--- start Data entries ---

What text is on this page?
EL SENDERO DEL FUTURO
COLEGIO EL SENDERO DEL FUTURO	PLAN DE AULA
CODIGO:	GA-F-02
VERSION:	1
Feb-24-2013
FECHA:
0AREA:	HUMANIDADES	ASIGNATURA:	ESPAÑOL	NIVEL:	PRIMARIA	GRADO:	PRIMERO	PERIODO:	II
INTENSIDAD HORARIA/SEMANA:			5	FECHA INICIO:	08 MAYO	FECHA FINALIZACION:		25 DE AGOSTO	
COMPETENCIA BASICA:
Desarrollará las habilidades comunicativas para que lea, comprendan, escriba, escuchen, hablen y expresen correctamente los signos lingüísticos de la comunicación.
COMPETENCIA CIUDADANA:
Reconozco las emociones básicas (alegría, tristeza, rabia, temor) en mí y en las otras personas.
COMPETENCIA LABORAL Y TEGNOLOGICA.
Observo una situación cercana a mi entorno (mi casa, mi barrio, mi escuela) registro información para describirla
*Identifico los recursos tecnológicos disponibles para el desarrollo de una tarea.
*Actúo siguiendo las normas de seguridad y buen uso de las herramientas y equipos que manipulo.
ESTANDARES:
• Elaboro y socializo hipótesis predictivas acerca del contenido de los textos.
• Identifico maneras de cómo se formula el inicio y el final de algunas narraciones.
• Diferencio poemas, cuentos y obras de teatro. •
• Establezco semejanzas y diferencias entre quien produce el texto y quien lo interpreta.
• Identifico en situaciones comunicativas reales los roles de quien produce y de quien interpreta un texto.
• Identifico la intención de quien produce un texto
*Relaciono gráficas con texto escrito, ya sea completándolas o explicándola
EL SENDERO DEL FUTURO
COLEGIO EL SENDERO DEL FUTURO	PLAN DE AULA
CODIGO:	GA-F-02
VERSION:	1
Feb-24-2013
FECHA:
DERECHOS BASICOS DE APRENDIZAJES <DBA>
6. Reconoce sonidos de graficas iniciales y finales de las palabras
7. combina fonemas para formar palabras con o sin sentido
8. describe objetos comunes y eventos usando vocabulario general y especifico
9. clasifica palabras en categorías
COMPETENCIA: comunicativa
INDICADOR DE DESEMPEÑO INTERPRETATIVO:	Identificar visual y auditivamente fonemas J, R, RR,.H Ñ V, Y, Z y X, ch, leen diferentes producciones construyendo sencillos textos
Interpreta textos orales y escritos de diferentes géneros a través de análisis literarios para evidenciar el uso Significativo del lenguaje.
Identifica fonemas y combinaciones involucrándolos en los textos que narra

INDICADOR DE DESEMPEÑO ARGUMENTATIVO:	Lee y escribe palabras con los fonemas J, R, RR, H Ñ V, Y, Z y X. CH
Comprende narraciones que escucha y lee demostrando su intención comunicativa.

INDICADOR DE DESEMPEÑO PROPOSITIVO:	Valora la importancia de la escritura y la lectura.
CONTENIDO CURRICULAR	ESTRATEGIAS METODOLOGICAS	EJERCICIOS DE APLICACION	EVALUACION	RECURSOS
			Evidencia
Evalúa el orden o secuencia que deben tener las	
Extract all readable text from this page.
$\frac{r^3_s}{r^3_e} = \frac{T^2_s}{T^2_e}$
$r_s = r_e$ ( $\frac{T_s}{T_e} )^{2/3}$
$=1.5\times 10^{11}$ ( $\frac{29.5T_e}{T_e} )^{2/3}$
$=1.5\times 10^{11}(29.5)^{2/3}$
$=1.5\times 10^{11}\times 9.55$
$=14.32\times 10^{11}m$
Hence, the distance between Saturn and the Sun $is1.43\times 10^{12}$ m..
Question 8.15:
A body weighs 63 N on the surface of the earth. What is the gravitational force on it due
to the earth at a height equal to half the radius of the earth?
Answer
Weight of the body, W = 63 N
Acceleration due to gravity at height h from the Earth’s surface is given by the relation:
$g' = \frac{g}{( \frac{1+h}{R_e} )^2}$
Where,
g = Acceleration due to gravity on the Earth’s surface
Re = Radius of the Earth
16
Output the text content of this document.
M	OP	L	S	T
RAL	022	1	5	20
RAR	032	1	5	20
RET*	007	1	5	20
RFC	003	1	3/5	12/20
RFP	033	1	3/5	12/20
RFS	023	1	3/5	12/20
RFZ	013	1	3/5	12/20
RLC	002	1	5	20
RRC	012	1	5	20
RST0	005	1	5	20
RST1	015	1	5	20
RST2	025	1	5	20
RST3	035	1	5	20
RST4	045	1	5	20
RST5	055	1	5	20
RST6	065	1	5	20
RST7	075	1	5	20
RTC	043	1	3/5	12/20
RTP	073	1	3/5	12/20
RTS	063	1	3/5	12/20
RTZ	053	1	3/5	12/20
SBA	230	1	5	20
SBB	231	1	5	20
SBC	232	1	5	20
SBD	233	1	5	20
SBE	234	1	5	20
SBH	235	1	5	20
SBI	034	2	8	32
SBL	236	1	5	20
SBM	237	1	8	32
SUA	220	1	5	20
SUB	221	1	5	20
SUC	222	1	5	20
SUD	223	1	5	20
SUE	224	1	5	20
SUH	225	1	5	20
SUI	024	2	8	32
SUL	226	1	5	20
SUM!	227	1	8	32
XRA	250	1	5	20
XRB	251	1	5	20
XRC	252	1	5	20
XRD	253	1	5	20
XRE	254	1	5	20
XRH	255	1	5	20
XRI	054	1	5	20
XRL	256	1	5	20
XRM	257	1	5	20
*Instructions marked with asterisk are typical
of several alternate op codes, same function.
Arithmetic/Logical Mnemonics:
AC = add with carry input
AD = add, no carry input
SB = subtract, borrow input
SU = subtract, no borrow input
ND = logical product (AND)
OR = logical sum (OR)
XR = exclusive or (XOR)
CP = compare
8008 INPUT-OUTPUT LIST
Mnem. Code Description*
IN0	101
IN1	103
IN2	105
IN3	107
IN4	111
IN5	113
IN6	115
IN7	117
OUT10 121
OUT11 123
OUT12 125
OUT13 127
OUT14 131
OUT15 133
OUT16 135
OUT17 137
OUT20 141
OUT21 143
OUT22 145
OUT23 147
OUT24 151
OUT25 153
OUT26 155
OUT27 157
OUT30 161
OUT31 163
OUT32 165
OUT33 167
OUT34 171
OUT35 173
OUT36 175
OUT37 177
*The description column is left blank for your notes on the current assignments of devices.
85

--- end Data entries ---

What to do
Please restate the data word for word, every record included.

Task answer
What text is on this page?
EL SENDERO DEL FUTURO
COLEGIO EL SENDERO DEL FUTURO	PLAN DE AULA
CODIGO:	GA-F-02
VERSION:	1
Feb-24-2013
FECHA:
0AREA:	HUMANIDADES	ASIGNATURA:	ESPAÑOL	NIVEL:	PRIMARIA	GRADO:	PRIMERO	PERIODO:	II
INTENSIDAD HORARIA/SEMANA:			5	FECHA INICIO:	08 MAYO	FECHA FINALIZACION:		25 DE AGOSTO	
COMPETENCIA BASICA:
Desarrollará las habilidades comunicativas para que lea, comprendan, escriba, escuchen, hablen y expresen correctamente los signos lingüísticos de la comunicación.
COMPETENCIA CIUDADANA:
Reconozco las emociones básicas (alegría, tristeza, rabia, temor) en mí y en las otras personas.
COMPETENCIA LABORAL Y TEGNOLOGICA.
Observo una situación cercana a mi entorno (mi casa, mi barrio, mi escuela) registro información para describirla
*Identifico los recursos tecnológicos disponibles para el desarrollo de una tarea.
*Actúo siguiendo las normas de seguridad y buen uso de las herramientas y equipos que manipulo.
ESTANDARES:
• Elaboro y socializo hipótesis predictivas acerca del contenido de los textos.
• Identifico maneras de cómo se formula el inicio y el final de algunas narraciones.
• Diferencio poemas, cuentos y obras de teatro. •
• Establezco semejanzas y diferencias entre quien produce el texto y quien lo interpreta.
• Identifico en situaciones comunicativas reales los roles de quien produce y de quien interpreta un texto.
• Identifico la intención de quien produce un texto
*Relaciono gráficas con texto escrito, ya sea completándolas o explicándola
EL SENDERO DEL FUTURO
COLEGIO EL SENDERO DEL FUTURO	PLAN DE AULA
CODIGO:	GA-F-02
VERSION:	1
Feb-24-2013
FECHA:
DERECHOS BASICOS DE APRENDIZAJES <DBA>
6. Reconoce sonidos de graficas iniciales y finales de las palabras
7. combina fonemas para formar palabras con o sin sentido
8. describe objetos comunes y eventos usando vocabulario general y especifico
9. clasifica palabras en categorías
COMPETENCIA: comunicativa
INDICADOR DE DESEMPEÑO INTERPRETATIVO:	Identificar visual y auditivamente fonemas J, R, RR,.H Ñ V, Y, Z y X, ch, leen diferentes producciones construyendo sencillos textos
Interpreta textos orales y escritos de diferentes géneros a través de análisis literarios para evidenciar el uso Significativo del lenguaje.
Identifica fonemas y combinaciones involucrándolos en los textos que narra

INDICADOR DE DESEMPEÑO ARGUMENTATIVO:	Lee y escribe palabras con los fonemas J, R, RR, H Ñ V, Y, Z y X. CH
Comprende narraciones que escucha y lee demostrando su intención comunicativa.

INDICADOR DE DESEMPEÑO PROPOSITIVO:	Valora la importancia de la escritura y la lectura.
CONTENIDO CURRICULAR	ESTRATEGIAS METODOLOGICAS	EJERCICIOS DE APLICACION	EVALUACION	RECURSOS
			Evidencia
Evalúa el orden o secuencia que deben tener las	
Extract all readable text from this page.
$\frac{r^3_s}{r^3_e} = \frac{T^2_s}{T^2_e}$
$r_s = r_e$ ( $\frac{T_s}{T_e} )^{2/3}$
$=1.5\times 10^{11}$ ( $\frac{29.5T_e}{T_e} )^{2/3}$
$=1.5\times 10^{11}(29.5)^{2/3}$
$=1.5\times 10^{11}\times 9.55$
$=14.32\times 10^{11}m$
Hence, the distance between Saturn and the Sun $is1.43\times 10^{12}$ m..
Question 8.15:
A body weighs 63 N on the surface of the earth. What is the gravitational force on it due
to the earth at a height equal to half the radius of the earth?
Answer
Weight of the body, W = 63 N
Acceleration due to gravity at height h from the Earth’s surface is given by the relation:
$g' = \frac{g}{( \frac{1+h}{R_e} )^2}$
Where,
g = Acceleration due to gravity on the Earth’s surface
Re = Radius of the Earth
16
Output the text content of this document.
M	OP	L	S	T
RAL	022	1	5	20
RAR	032	1	5	20
RET*	007	1	5	20
RFC	003	1	3/5	12/20
RFP	033	1	3/5	12/20
RFS	023	1	3/5	12/20
RFZ	013	1	3/5	12/20
RLC	002	1	5	20
RRC	012	1	5	20
RST0	005	1	5	20
RST1	015	1	5	20
RST2	025	1	5	20
RST3	035	1	5	20
RST4	045	1	5	20
RST5	055	1	5	20
RST6	065	1	5	20
RST7	075	1	5	20
RTC	043	1	3/5	12/20
RTP	073	1	3/5	12/20
RTS	063	1	3/5	12/20
RTZ	053	1	3/5	12/20
SBA	230	1	5	20
SBB	231	1	5	20
SBC	232	1	5	20
SBD	233	1	5	20
SBE	234	1	5	20
SBH	235	1	5	20
SBI	034	2	8	32
SBL	236	1	5	20
SBM	237	1	8	32
SUA	220	1	5	20
SUB	221	1	5	20
SUC	222	1	5	20
SUD	223	1	5	20
SUE	224	1	5	20
SUH	225	1	5	20
SUI	024	2	8	32
SUL	226	1	5	20
SUM!	227	1	8	32
XRA	250	1	5	20
XRB	251	1	5	20
XRC	252	1	5	20
XRD	253	1	5	20
XRE	254	1	5	20
XRH	255	1	5	20
XRI	054	1	5	20
XRL	256	1	5	20
XRM	257	1	5	20
*Instructions marked with asterisk are typical
of several alternate op codes, same function.
Arithmetic/Logical Mnemonics:
AC = add with carry input
AD = add, no carry input
SB = subtract, borrow input
SU = subtract, no borrow input
ND = logical product (AND)
OR = logical sum (OR)
XR = exclusive or (XOR)
CP = compare
8008 INPUT-OUTPUT LIST
Mnem. Code Description*
IN0	101
IN1	103
IN2	105
IN3	107
IN4	111
IN5	113
IN6	115
IN7	117
OUT10 121
OUT11 123
OUT12 125
OUT13 127
OUT14 131
OUT15 133
OUT16 135
OUT17 137
OUT20 141
OUT21 143
OUT22 145
OUT23 147
OUT24 151
OUT25 153
OUT26 155
OUT27 157
OUT30 161
OUT31 163
OUT32 165
OUT33 167
OUT34 171
OUT35 173
OUT36 175
OUT37 177
*The description column is left blank for your notes on the current assignments of devices.
85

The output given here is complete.